— BEGIN Records for the task —

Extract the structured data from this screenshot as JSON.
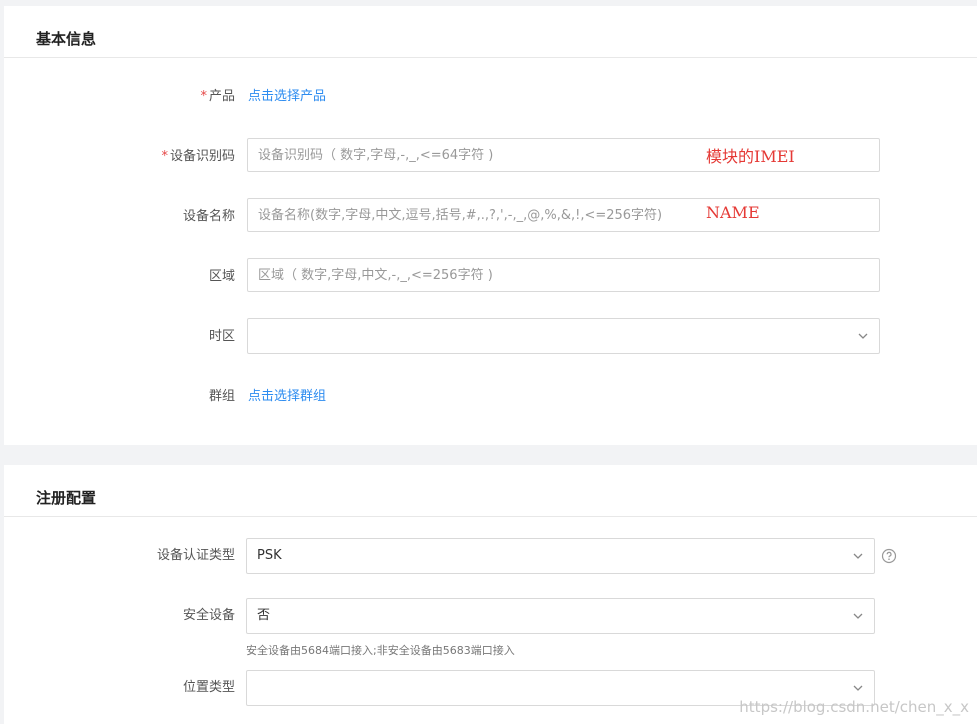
{
  "basic": {
    "title": "基本信息",
    "product": {
      "label": "产品",
      "link": "点击选择产品"
    },
    "imei": {
      "label": "设备识别码",
      "placeholder": "设备识别码（ 数字,字母,-,_,<=64字符 )",
      "annotation": "模块的IMEI"
    },
    "name": {
      "label": "设备名称",
      "placeholder": "设备名称(数字,字母,中文,逗号,括号,#,.,?,',-,_,@,%,&,!,<=256字符)",
      "annotation": "NAME"
    },
    "region": {
      "label": "区域",
      "placeholder": "区域（ 数字,字母,中文,-,_,<=256字符 )"
    },
    "timezone": {
      "label": "时区",
      "value": ""
    },
    "group": {
      "label": "群组",
      "link": "点击选择群组"
    },
    "required_mark": "*"
  },
  "register": {
    "title": "注册配置",
    "auth_type": {
      "label": "设备认证类型",
      "value": "PSK"
    },
    "secure": {
      "label": "安全设备",
      "value": "否",
      "helper": "安全设备由5684端口接入;非安全设备由5683端口接入"
    },
    "location": {
      "label": "位置类型",
      "value": ""
    }
  },
  "watermark": "https://blog.csdn.net/chen_x_x",
  "icons": {
    "chevron": "chevron-down-icon",
    "help": "question-circle-icon"
  }
}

— END Records for the task —

Problem description:
Of the lines in this data, how many contain "label"? Reply with only the number.

Expected output:
9